* INPUT ROWS

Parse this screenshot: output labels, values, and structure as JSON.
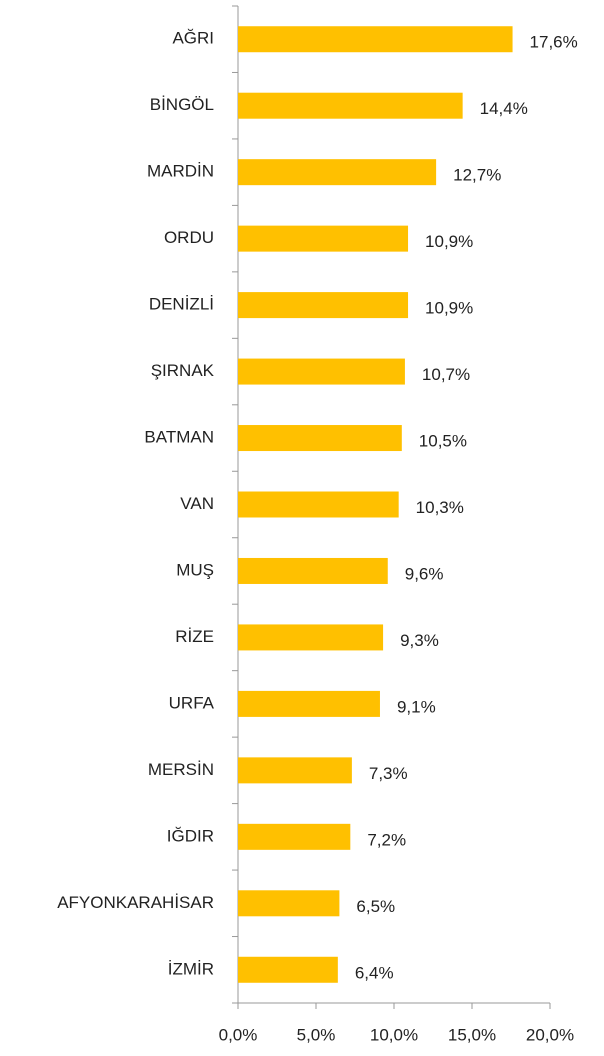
{
  "chart_data": {
    "type": "bar",
    "orientation": "horizontal",
    "categories": [
      "AĞRI",
      "BİNGÖL",
      "MARDİN",
      "ORDU",
      "DENİZLİ",
      "ŞIRNAK",
      "BATMAN",
      "VAN",
      "MUŞ",
      "RİZE",
      "URFA",
      "MERSİN",
      "IĞDIR",
      "AFYONKARAHİSAR",
      "İZMİR"
    ],
    "values": [
      17.6,
      14.4,
      12.7,
      10.9,
      10.9,
      10.7,
      10.5,
      10.3,
      9.6,
      9.3,
      9.1,
      7.3,
      7.2,
      6.5,
      6.4
    ],
    "value_labels": [
      "17,6%",
      "14,4%",
      "12,7%",
      "10,9%",
      "10,9%",
      "10,7%",
      "10,5%",
      "10,3%",
      "9,6%",
      "9,3%",
      "9,1%",
      "7,3%",
      "7,2%",
      "6,5%",
      "6,4%"
    ],
    "color": "#ffc000",
    "xlim": [
      0,
      20
    ],
    "xticks": [
      {
        "value": 0,
        "label": "0,0%"
      },
      {
        "value": 5,
        "label": "5,0%"
      },
      {
        "value": 10,
        "label": "10,0%"
      },
      {
        "value": 15,
        "label": "15,0%"
      },
      {
        "value": 20,
        "label": "20,0%"
      }
    ],
    "grid": false
  }
}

* WHAT YOU NEED TO DO
Among the lines of the material, find those that hold the word "values" and copy them.

* RESULT BELOW
Parse this screenshot: output labels, values, and structure as JSON.
    "values": [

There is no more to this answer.